── Dataset content

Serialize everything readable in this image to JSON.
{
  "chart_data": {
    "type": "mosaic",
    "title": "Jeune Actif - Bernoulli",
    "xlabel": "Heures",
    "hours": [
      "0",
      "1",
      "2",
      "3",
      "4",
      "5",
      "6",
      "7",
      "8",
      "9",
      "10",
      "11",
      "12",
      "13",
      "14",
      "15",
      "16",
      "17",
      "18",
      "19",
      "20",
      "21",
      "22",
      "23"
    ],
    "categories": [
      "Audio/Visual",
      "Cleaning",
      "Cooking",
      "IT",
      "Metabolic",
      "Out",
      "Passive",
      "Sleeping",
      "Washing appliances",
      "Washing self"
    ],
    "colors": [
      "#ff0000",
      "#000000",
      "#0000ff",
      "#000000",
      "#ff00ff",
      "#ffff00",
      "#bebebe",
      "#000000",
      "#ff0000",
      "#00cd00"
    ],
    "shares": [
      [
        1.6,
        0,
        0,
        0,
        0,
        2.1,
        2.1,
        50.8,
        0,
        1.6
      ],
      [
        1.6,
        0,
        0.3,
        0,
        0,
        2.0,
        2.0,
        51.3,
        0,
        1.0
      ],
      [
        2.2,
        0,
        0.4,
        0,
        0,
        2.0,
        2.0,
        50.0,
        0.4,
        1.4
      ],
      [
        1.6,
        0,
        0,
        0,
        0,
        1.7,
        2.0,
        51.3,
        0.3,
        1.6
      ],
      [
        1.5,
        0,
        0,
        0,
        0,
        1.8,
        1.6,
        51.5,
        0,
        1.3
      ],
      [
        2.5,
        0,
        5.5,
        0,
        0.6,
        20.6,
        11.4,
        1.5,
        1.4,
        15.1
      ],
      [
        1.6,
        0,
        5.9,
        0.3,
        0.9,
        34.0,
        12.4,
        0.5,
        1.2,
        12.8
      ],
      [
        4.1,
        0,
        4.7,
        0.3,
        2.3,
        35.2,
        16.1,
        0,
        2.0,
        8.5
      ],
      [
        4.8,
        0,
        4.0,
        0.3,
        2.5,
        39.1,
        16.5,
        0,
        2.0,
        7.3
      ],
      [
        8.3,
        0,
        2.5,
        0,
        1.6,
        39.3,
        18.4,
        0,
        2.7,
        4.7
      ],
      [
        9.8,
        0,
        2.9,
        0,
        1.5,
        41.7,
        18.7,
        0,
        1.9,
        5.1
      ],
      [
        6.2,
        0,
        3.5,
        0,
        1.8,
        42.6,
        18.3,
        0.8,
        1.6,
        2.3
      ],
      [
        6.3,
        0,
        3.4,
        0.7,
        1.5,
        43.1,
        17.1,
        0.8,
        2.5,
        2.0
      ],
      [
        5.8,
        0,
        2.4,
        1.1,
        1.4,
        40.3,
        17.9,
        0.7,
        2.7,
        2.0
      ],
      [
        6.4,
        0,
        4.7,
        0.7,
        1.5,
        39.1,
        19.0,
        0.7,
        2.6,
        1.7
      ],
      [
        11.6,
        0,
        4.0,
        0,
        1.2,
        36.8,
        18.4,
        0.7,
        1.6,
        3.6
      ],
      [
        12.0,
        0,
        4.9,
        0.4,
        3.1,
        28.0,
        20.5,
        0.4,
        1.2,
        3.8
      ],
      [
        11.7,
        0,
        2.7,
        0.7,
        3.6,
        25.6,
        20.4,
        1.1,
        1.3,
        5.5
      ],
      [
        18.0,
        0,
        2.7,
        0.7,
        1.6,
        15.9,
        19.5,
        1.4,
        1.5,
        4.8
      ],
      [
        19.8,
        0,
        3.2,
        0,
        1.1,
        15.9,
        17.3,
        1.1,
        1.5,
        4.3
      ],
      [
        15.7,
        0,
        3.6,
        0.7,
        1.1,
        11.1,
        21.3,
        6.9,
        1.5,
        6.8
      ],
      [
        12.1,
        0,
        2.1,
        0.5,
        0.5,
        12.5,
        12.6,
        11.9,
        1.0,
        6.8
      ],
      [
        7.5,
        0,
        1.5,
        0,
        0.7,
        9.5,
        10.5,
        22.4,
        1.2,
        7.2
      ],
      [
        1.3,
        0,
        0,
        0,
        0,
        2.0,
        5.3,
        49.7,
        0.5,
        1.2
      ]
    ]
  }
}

────

#### Exercise objective
Recite the full listing above exactly.

#### Answer in full
Serialize everything readable in this image to JSON.
{
  "chart_data": {
    "type": "mosaic",
    "title": "Jeune Actif - Bernoulli",
    "xlabel": "Heures",
    "hours": [
      "0",
      "1",
      "2",
      "3",
      "4",
      "5",
      "6",
      "7",
      "8",
      "9",
      "10",
      "11",
      "12",
      "13",
      "14",
      "15",
      "16",
      "17",
      "18",
      "19",
      "20",
      "21",
      "22",
      "23"
    ],
    "categories": [
      "Audio/Visual",
      "Cleaning",
      "Cooking",
      "IT",
      "Metabolic",
      "Out",
      "Passive",
      "Sleeping",
      "Washing appliances",
      "Washing self"
    ],
    "colors": [
      "#ff0000",
      "#000000",
      "#0000ff",
      "#000000",
      "#ff00ff",
      "#ffff00",
      "#bebebe",
      "#000000",
      "#ff0000",
      "#00cd00"
    ],
    "shares": [
      [
        1.6,
        0,
        0,
        0,
        0,
        2.1,
        2.1,
        50.8,
        0,
        1.6
      ],
      [
        1.6,
        0,
        0.3,
        0,
        0,
        2.0,
        2.0,
        51.3,
        0,
        1.0
      ],
      [
        2.2,
        0,
        0.4,
        0,
        0,
        2.0,
        2.0,
        50.0,
        0.4,
        1.4
      ],
      [
        1.6,
        0,
        0,
        0,
        0,
        1.7,
        2.0,
        51.3,
        0.3,
        1.6
      ],
      [
        1.5,
        0,
        0,
        0,
        0,
        1.8,
        1.6,
        51.5,
        0,
        1.3
      ],
      [
        2.5,
        0,
        5.5,
        0,
        0.6,
        20.6,
        11.4,
        1.5,
        1.4,
        15.1
      ],
      [
        1.6,
        0,
        5.9,
        0.3,
        0.9,
        34.0,
        12.4,
        0.5,
        1.2,
        12.8
      ],
      [
        4.1,
        0,
        4.7,
        0.3,
        2.3,
        35.2,
        16.1,
        0,
        2.0,
        8.5
      ],
      [
        4.8,
        0,
        4.0,
        0.3,
        2.5,
        39.1,
        16.5,
        0,
        2.0,
        7.3
      ],
      [
        8.3,
        0,
        2.5,
        0,
        1.6,
        39.3,
        18.4,
        0,
        2.7,
        4.7
      ],
      [
        9.8,
        0,
        2.9,
        0,
        1.5,
        41.7,
        18.7,
        0,
        1.9,
        5.1
      ],
      [
        6.2,
        0,
        3.5,
        0,
        1.8,
        42.6,
        18.3,
        0.8,
        1.6,
        2.3
      ],
      [
        6.3,
        0,
        3.4,
        0.7,
        1.5,
        43.1,
        17.1,
        0.8,
        2.5,
        2.0
      ],
      [
        5.8,
        0,
        2.4,
        1.1,
        1.4,
        40.3,
        17.9,
        0.7,
        2.7,
        2.0
      ],
      [
        6.4,
        0,
        4.7,
        0.7,
        1.5,
        39.1,
        19.0,
        0.7,
        2.6,
        1.7
      ],
      [
        11.6,
        0,
        4.0,
        0,
        1.2,
        36.8,
        18.4,
        0.7,
        1.6,
        3.6
      ],
      [
        12.0,
        0,
        4.9,
        0.4,
        3.1,
        28.0,
        20.5,
        0.4,
        1.2,
        3.8
      ],
      [
        11.7,
        0,
        2.7,
        0.7,
        3.6,
        25.6,
        20.4,
        1.1,
        1.3,
        5.5
      ],
      [
        18.0,
        0,
        2.7,
        0.7,
        1.6,
        15.9,
        19.5,
        1.4,
        1.5,
        4.8
      ],
      [
        19.8,
        0,
        3.2,
        0,
        1.1,
        15.9,
        17.3,
        1.1,
        1.5,
        4.3
      ],
      [
        15.7,
        0,
        3.6,
        0.7,
        1.1,
        11.1,
        21.3,
        6.9,
        1.5,
        6.8
      ],
      [
        12.1,
        0,
        2.1,
        0.5,
        0.5,
        12.5,
        12.6,
        11.9,
        1.0,
        6.8
      ],
      [
        7.5,
        0,
        1.5,
        0,
        0.7,
        9.5,
        10.5,
        22.4,
        1.2,
        7.2
      ],
      [
        1.3,
        0,
        0,
        0,
        0,
        2.0,
        5.3,
        49.7,
        0.5,
        1.2
      ]
    ]
  }
}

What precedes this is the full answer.